## [TASK REQUIREMENTS]
Output all records precisely as written.

## [DATA ENTRIES]
•••••
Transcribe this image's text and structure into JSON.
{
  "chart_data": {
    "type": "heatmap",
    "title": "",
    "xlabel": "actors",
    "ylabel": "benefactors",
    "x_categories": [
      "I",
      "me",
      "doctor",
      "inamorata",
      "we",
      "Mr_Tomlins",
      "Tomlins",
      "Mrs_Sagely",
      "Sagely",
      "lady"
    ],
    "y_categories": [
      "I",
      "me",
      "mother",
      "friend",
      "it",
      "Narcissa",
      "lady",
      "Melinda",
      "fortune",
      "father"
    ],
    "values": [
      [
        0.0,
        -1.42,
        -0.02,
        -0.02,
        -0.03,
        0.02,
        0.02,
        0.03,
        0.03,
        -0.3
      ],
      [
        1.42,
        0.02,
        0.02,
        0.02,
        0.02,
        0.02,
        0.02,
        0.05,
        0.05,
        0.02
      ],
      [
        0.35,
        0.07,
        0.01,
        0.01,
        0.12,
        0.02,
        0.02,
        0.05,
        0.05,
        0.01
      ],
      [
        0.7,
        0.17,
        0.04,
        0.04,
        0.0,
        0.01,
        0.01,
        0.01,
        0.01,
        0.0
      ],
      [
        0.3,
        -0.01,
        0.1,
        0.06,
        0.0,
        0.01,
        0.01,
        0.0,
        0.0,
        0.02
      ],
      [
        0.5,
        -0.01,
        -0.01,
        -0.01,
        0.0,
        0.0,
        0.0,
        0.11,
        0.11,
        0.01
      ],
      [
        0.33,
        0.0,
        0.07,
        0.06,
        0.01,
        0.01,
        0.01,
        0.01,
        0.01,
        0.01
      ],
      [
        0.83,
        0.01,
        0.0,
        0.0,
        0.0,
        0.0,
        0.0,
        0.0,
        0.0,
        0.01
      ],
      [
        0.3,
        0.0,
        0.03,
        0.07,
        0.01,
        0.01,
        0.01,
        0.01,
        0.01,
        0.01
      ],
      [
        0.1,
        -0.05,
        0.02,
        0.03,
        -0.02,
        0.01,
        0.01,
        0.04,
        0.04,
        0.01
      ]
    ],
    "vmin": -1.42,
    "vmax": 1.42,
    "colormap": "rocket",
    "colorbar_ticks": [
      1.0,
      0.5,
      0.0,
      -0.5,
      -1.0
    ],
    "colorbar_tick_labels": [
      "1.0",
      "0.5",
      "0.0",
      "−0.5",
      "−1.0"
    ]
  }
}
•••••
## [OUTPUT FOR THIS TASK]
Transcribe this image's text and structure into JSON.
{
  "chart_data": {
    "type": "heatmap",
    "title": "",
    "xlabel": "actors",
    "ylabel": "benefactors",
    "x_categories": [
      "I",
      "me",
      "doctor",
      "inamorata",
      "we",
      "Mr_Tomlins",
      "Tomlins",
      "Mrs_Sagely",
      "Sagely",
      "lady"
    ],
    "y_categories": [
      "I",
      "me",
      "mother",
      "friend",
      "it",
      "Narcissa",
      "lady",
      "Melinda",
      "fortune",
      "father"
    ],
    "values": [
      [
        0.0,
        -1.42,
        -0.02,
        -0.02,
        -0.03,
        0.02,
        0.02,
        0.03,
        0.03,
        -0.3
      ],
      [
        1.42,
        0.02,
        0.02,
        0.02,
        0.02,
        0.02,
        0.02,
        0.05,
        0.05,
        0.02
      ],
      [
        0.35,
        0.07,
        0.01,
        0.01,
        0.12,
        0.02,
        0.02,
        0.05,
        0.05,
        0.01
      ],
      [
        0.7,
        0.17,
        0.04,
        0.04,
        0.0,
        0.01,
        0.01,
        0.01,
        0.01,
        0.0
      ],
      [
        0.3,
        -0.01,
        0.1,
        0.06,
        0.0,
        0.01,
        0.01,
        0.0,
        0.0,
        0.02
      ],
      [
        0.5,
        -0.01,
        -0.01,
        -0.01,
        0.0,
        0.0,
        0.0,
        0.11,
        0.11,
        0.01
      ],
      [
        0.33,
        0.0,
        0.07,
        0.06,
        0.01,
        0.01,
        0.01,
        0.01,
        0.01,
        0.01
      ],
      [
        0.83,
        0.01,
        0.0,
        0.0,
        0.0,
        0.0,
        0.0,
        0.0,
        0.0,
        0.01
      ],
      [
        0.3,
        0.0,
        0.03,
        0.07,
        0.01,
        0.01,
        0.01,
        0.01,
        0.01,
        0.01
      ],
      [
        0.1,
        -0.05,
        0.02,
        0.03,
        -0.02,
        0.01,
        0.01,
        0.04,
        0.04,
        0.01
      ]
    ],
    "vmin": -1.42,
    "vmax": 1.42,
    "colormap": "rocket",
    "colorbar_ticks": [
      1.0,
      0.5,
      0.0,
      -0.5,
      -1.0
    ],
    "colorbar_tick_labels": [
      "1.0",
      "0.5",
      "0.0",
      "−0.5",
      "−1.0"
    ]
  }
}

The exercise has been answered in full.